>> Begin Data in this exercise

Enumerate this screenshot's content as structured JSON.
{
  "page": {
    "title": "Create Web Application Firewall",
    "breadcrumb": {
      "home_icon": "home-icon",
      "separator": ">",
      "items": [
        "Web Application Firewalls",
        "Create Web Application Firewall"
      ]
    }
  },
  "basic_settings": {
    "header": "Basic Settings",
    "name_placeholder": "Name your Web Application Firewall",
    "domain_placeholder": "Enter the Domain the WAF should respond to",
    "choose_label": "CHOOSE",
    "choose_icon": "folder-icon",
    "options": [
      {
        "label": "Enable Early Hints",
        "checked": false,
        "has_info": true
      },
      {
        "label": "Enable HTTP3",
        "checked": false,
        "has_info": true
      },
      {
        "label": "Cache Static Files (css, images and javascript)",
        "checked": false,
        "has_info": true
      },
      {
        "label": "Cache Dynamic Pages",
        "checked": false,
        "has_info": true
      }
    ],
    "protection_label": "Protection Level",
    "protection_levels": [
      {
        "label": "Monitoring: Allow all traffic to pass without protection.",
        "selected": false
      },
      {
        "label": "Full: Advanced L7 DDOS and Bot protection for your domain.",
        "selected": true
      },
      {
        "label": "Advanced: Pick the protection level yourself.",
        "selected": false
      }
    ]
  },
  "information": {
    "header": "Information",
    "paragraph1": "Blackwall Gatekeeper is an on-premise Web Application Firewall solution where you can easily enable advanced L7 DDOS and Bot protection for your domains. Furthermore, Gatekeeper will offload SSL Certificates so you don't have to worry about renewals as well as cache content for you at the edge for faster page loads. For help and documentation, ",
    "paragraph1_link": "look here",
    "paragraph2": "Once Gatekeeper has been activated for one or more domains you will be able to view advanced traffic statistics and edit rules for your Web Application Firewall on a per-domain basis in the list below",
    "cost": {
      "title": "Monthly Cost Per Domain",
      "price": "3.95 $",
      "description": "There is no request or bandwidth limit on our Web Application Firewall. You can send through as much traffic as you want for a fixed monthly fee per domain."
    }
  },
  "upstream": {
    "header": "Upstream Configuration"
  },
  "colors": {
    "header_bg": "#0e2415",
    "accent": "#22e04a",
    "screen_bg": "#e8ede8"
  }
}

>> End Data in this exercise

The task
From the listing above, copy every line that includes the word "Application".

Final answer
    "title": "Create Web Application Firewall",
        "Web Application Firewalls",
        "Create Web Application Firewall"
    "name_placeholder": "Name your Web Application Firewall",
    "paragraph1": "Blackwall Gatekeeper is an on-premise Web Application Firewall solution where you can easily enable advanced L7 DDOS and Bot protection for your domains. Furthermore, Gatekeeper will offload SSL Certificates so you don't have to worry about renewals as well as cache content for you at the edge for faster page loads. For help and documentation, ",
    "paragraph2": "Once Gatekeeper has been activated for one or more domains you will be able to view advanced traffic statistics and edit rules for your Web Application Firewall on a per-domain basis in the list below",
      "description": "There is no request or bandwidth limit on our Web Application Firewall. You can send through as much traffic as you want for a fixed monthly fee per domain."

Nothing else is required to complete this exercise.